◆ The problem ◆
Extract the full listing below without altering a single character.

— Start —

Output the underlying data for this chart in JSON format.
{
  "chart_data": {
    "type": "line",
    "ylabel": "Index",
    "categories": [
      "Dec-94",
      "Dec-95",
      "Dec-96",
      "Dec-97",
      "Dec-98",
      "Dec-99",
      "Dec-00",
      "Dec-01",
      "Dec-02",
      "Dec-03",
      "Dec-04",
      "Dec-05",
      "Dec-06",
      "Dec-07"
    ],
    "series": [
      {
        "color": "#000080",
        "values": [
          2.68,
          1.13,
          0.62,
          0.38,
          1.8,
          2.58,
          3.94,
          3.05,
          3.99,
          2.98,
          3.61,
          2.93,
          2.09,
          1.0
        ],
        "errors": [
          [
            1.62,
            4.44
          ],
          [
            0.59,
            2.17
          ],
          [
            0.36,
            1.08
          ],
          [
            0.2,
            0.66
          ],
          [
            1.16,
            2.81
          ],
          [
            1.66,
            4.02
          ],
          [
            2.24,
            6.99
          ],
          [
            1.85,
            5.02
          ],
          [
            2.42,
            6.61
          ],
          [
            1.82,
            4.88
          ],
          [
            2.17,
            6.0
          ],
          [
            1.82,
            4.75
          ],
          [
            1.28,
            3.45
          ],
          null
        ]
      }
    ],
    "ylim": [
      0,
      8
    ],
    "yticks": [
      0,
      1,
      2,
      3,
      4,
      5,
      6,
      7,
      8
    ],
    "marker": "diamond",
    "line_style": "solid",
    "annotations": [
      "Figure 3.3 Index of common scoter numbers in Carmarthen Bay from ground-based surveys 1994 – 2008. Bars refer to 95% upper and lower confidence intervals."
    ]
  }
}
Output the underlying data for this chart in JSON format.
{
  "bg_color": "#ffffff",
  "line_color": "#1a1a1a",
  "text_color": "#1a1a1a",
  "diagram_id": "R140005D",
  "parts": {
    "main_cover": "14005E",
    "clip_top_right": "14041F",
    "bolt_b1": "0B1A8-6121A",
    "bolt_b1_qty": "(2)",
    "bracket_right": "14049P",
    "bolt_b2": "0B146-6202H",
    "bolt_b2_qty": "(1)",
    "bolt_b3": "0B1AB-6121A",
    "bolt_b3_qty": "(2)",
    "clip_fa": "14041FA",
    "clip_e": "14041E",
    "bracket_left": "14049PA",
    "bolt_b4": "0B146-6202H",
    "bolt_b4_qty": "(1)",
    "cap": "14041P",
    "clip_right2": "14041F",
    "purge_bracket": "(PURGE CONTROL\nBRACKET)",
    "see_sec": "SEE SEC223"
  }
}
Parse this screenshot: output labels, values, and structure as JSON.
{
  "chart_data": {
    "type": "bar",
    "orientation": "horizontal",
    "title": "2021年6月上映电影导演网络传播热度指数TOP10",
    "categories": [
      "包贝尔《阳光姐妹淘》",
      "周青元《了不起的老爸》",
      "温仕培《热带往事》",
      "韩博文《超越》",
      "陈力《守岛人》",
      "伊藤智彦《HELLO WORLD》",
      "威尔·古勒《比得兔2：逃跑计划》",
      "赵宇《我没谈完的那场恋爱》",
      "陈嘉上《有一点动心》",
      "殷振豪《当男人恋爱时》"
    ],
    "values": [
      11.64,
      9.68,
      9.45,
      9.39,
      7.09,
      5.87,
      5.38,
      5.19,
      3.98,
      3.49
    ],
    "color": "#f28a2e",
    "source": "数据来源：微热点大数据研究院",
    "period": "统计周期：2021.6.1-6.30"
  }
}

— End —

◆ Response to this exercise ◆
Output the underlying data for this chart in JSON format.
{
  "chart_data": {
    "type": "line",
    "ylabel": "Index",
    "categories": [
      "Dec-94",
      "Dec-95",
      "Dec-96",
      "Dec-97",
      "Dec-98",
      "Dec-99",
      "Dec-00",
      "Dec-01",
      "Dec-02",
      "Dec-03",
      "Dec-04",
      "Dec-05",
      "Dec-06",
      "Dec-07"
    ],
    "series": [
      {
        "color": "#000080",
        "values": [
          2.68,
          1.13,
          0.62,
          0.38,
          1.8,
          2.58,
          3.94,
          3.05,
          3.99,
          2.98,
          3.61,
          2.93,
          2.09,
          1.0
        ],
        "errors": [
          [
            1.62,
            4.44
          ],
          [
            0.59,
            2.17
          ],
          [
            0.36,
            1.08
          ],
          [
            0.2,
            0.66
          ],
          [
            1.16,
            2.81
          ],
          [
            1.66,
            4.02
          ],
          [
            2.24,
            6.99
          ],
          [
            1.85,
            5.02
          ],
          [
            2.42,
            6.61
          ],
          [
            1.82,
            4.88
          ],
          [
            2.17,
            6.0
          ],
          [
            1.82,
            4.75
          ],
          [
            1.28,
            3.45
          ],
          null
        ]
      }
    ],
    "ylim": [
      0,
      8
    ],
    "yticks": [
      0,
      1,
      2,
      3,
      4,
      5,
      6,
      7,
      8
    ],
    "marker": "diamond",
    "line_style": "solid",
    "annotations": [
      "Figure 3.3 Index of common scoter numbers in Carmarthen Bay from ground-based surveys 1994 – 2008. Bars refer to 95% upper and lower confidence intervals."
    ]
  }
}
Output the underlying data for this chart in JSON format.
{
  "bg_color": "#ffffff",
  "line_color": "#1a1a1a",
  "text_color": "#1a1a1a",
  "diagram_id": "R140005D",
  "parts": {
    "main_cover": "14005E",
    "clip_top_right": "14041F",
    "bolt_b1": "0B1A8-6121A",
    "bolt_b1_qty": "(2)",
    "bracket_right": "14049P",
    "bolt_b2": "0B146-6202H",
    "bolt_b2_qty": "(1)",
    "bolt_b3": "0B1AB-6121A",
    "bolt_b3_qty": "(2)",
    "clip_fa": "14041FA",
    "clip_e": "14041E",
    "bracket_left": "14049PA",
    "bolt_b4": "0B146-6202H",
    "bolt_b4_qty": "(1)",
    "cap": "14041P",
    "clip_right2": "14041F",
    "purge_bracket": "(PURGE CONTROL\nBRACKET)",
    "see_sec": "SEE SEC223"
  }
}
Parse this screenshot: output labels, values, and structure as JSON.
{
  "chart_data": {
    "type": "bar",
    "orientation": "horizontal",
    "title": "2021年6月上映电影导演网络传播热度指数TOP10",
    "categories": [
      "包贝尔《阳光姐妹淘》",
      "周青元《了不起的老爸》",
      "温仕培《热带往事》",
      "韩博文《超越》",
      "陈力《守岛人》",
      "伊藤智彦《HELLO WORLD》",
      "威尔·古勒《比得兔2：逃跑计划》",
      "赵宇《我没谈完的那场恋爱》",
      "陈嘉上《有一点动心》",
      "殷振豪《当男人恋爱时》"
    ],
    "values": [
      11.64,
      9.68,
      9.45,
      9.39,
      7.09,
      5.87,
      5.38,
      5.19,
      3.98,
      3.49
    ],
    "color": "#f28a2e",
    "source": "数据来源：微热点大数据研究院",
    "period": "统计周期：2021.6.1-6.30"
  }
}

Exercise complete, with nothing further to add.